**EXERCISE AIM**
Using the records below, copy out exactly the line that contains "What text is on this page?" and every line that follows it, up to and including the last, and no others.

**DATA RECORDS**

-=-=-

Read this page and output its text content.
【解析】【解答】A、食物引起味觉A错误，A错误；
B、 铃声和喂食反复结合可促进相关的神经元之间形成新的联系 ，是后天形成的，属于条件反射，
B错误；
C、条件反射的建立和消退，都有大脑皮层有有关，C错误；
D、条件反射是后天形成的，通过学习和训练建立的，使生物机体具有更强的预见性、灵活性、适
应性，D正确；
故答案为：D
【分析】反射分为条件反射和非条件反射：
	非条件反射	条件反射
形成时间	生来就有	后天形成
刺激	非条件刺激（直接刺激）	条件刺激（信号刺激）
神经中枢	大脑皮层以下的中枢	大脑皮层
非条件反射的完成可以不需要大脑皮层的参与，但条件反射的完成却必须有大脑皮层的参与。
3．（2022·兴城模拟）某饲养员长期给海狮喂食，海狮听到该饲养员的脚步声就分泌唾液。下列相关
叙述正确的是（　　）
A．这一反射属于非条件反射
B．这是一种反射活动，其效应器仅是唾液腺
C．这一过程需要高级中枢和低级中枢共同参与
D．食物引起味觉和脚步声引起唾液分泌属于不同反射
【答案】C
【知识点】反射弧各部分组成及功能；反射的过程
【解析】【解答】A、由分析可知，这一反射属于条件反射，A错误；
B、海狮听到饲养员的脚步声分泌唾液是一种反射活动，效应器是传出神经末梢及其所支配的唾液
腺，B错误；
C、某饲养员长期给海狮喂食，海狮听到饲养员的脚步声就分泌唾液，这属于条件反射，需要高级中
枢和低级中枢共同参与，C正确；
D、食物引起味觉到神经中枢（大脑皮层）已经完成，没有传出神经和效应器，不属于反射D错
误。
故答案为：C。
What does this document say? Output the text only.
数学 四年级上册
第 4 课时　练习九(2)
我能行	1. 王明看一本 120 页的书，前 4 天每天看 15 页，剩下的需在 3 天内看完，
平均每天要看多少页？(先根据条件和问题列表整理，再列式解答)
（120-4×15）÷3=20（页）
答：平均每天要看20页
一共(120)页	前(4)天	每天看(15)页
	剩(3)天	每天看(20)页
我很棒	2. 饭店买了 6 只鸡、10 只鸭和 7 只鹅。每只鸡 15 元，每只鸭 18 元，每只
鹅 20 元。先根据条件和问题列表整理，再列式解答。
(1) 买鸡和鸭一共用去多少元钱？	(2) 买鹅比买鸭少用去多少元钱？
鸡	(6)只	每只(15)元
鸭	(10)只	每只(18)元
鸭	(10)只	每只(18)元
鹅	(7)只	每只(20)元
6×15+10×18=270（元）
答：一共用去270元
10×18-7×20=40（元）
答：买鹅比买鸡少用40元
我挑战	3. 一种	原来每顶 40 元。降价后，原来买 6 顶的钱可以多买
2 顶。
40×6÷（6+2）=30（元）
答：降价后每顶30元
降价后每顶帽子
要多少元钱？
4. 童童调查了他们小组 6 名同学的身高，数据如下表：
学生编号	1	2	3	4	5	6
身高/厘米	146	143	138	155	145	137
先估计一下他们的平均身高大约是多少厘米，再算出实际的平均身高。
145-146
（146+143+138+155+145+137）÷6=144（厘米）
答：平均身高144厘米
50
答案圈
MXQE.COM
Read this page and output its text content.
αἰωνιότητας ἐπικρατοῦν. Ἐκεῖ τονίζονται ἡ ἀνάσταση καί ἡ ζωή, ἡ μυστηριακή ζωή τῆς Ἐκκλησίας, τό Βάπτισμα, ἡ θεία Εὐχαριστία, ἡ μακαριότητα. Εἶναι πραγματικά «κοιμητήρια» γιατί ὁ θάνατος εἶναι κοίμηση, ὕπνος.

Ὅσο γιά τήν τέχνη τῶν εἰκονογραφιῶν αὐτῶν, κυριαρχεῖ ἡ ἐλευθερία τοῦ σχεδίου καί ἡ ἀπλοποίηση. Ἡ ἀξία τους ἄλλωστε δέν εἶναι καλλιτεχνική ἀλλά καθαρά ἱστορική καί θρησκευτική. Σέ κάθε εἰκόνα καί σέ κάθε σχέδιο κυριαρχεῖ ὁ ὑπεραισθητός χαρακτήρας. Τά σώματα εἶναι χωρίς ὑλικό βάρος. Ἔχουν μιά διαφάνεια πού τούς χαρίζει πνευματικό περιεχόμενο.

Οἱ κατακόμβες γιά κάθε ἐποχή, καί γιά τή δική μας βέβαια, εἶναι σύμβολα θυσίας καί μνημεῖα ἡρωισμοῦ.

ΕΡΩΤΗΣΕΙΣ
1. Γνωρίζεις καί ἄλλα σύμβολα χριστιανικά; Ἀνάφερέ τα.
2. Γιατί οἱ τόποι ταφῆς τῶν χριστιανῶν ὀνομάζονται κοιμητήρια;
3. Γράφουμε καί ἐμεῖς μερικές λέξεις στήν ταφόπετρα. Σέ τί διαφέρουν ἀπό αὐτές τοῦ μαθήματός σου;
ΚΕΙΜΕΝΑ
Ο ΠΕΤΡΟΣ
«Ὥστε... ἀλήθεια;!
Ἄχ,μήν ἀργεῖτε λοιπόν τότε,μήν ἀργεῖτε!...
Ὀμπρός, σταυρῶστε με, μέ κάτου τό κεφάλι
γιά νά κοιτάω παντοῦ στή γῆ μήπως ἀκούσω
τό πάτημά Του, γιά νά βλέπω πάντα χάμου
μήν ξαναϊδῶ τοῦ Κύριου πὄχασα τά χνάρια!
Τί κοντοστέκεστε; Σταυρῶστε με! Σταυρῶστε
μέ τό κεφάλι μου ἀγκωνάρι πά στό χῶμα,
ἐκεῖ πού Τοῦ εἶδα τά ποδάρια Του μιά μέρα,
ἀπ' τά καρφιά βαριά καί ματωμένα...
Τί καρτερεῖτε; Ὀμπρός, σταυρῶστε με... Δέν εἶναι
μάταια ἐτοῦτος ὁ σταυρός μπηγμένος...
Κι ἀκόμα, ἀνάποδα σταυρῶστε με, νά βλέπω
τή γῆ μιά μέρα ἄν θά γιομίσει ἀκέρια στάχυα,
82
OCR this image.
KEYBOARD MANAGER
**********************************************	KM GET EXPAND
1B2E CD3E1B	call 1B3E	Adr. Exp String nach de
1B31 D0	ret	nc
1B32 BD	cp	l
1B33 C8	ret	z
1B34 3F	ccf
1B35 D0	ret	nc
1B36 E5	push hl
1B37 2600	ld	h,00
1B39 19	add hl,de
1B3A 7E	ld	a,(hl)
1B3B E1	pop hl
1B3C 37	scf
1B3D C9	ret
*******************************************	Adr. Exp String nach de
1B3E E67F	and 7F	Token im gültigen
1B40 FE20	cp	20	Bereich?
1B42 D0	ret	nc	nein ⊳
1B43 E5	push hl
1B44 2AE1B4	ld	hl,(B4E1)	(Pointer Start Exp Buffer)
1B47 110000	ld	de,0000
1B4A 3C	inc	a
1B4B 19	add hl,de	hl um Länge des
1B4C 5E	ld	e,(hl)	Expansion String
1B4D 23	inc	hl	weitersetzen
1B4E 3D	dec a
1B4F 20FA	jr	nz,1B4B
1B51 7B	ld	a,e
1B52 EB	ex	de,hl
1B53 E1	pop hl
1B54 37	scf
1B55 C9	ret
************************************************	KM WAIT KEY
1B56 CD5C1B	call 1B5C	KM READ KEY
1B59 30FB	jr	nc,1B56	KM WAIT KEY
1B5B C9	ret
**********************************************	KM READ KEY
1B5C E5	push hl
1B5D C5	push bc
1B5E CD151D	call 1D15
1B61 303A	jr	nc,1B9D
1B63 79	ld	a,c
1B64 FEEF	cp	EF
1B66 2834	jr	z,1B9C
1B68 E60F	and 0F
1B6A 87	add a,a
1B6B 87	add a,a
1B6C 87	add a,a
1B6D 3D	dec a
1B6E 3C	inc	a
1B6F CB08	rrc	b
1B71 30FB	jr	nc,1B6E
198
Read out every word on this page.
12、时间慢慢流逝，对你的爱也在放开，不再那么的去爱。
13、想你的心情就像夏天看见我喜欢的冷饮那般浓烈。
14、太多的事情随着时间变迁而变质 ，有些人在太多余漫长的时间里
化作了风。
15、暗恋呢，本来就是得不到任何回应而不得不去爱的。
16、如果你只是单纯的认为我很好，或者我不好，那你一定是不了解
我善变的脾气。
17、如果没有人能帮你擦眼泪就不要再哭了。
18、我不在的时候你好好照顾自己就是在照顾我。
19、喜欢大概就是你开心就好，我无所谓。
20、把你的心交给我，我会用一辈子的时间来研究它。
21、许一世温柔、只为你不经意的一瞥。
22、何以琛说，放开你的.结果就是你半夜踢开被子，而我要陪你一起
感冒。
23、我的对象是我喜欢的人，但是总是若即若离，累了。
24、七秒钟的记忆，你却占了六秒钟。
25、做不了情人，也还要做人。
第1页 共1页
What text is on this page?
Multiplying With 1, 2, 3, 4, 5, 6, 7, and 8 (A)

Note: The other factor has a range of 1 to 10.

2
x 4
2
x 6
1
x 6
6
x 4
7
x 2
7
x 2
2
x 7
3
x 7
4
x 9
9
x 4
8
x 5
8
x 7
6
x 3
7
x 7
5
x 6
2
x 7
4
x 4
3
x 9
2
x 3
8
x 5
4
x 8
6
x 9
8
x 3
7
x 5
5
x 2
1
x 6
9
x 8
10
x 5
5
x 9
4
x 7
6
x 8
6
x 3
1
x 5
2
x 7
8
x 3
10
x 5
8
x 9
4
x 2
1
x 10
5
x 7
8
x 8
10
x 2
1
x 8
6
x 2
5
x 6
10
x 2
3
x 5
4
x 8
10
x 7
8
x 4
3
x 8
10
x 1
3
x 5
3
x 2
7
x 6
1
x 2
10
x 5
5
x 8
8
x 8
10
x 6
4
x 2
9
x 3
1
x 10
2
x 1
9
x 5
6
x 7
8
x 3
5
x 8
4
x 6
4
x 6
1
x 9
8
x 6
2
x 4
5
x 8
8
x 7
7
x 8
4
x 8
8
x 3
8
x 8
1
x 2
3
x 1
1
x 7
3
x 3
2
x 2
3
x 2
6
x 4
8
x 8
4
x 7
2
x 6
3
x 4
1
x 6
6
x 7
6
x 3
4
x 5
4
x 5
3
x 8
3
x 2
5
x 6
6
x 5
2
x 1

-=-=-

**OUTPUT FOR THIS TASK**
What text is on this page?
Multiplying With 1, 2, 3, 4, 5, 6, 7, and 8 (A)

Note: The other factor has a range of 1 to 10.

2
x 4
2
x 6
1
x 6
6
x 4
7
x 2
7
x 2
2
x 7
3
x 7
4
x 9
9
x 4
8
x 5
8
x 7
6
x 3
7
x 7
5
x 6
2
x 7
4
x 4
3
x 9
2
x 3
8
x 5
4
x 8
6
x 9
8
x 3
7
x 5
5
x 2
1
x 6
9
x 8
10
x 5
5
x 9
4
x 7
6
x 8
6
x 3
1
x 5
2
x 7
8
x 3
10
x 5
8
x 9
4
x 2
1
x 10
5
x 7
8
x 8
10
x 2
1
x 8
6
x 2
5
x 6
10
x 2
3
x 5
4
x 8
10
x 7
8
x 4
3
x 8
10
x 1
3
x 5
3
x 2
7
x 6
1
x 2
10
x 5
5
x 8
8
x 8
10
x 6
4
x 2
9
x 3
1
x 10
2
x 1
9
x 5
6
x 7
8
x 3
5
x 8
4
x 6
4
x 6
1
x 9
8
x 6
2
x 4
5
x 8
8
x 7
7
x 8
4
x 8
8
x 3
8
x 8
1
x 2
3
x 1
1
x 7
3
x 3
2
x 2
3
x 2
6
x 4
8
x 8
4
x 7
2
x 6
3
x 4
1
x 6
6
x 7
6
x 3
4
x 5
4
x 5
3
x 8
3
x 2
5
x 6
6
x 5
2
x 1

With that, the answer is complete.